THE EXERCISE.
Copy the data below exactly.

Stored entries

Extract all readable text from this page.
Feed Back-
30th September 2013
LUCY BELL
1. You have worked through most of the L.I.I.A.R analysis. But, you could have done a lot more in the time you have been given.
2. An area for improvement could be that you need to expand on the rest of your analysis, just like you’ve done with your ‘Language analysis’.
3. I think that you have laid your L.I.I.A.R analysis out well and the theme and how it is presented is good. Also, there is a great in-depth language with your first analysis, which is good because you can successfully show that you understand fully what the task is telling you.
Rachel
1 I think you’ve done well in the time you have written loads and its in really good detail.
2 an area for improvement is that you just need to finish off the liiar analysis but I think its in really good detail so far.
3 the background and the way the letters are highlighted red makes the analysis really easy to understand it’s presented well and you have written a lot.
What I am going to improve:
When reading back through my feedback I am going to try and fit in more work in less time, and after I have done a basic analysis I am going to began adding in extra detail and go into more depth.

COMPLETE RESPONSE.
Extract all readable text from this page.
Feed Back-
30th September 2013
LUCY BELL
1. You have worked through most of the L.I.I.A.R analysis. But, you could have done a lot more in the time you have been given.
2. An area for improvement could be that you need to expand on the rest of your analysis, just like you’ve done with your ‘Language analysis’.
3. I think that you have laid your L.I.I.A.R analysis out well and the theme and how it is presented is good. Also, there is a great in-depth language with your first analysis, which is good because you can successfully show that you understand fully what the task is telling you.
Rachel
1 I think you’ve done well in the time you have written loads and its in really good detail.
2 an area for improvement is that you just need to finish off the liiar analysis but I think its in really good detail so far.
3 the background and the way the letters are highlighted red makes the analysis really easy to understand it’s presented well and you have written a lot.
What I am going to improve:
When reading back through my feedback I am going to try and fit in more work in less time, and after I have done a basic analysis I am going to began adding in extra detail and go into more depth.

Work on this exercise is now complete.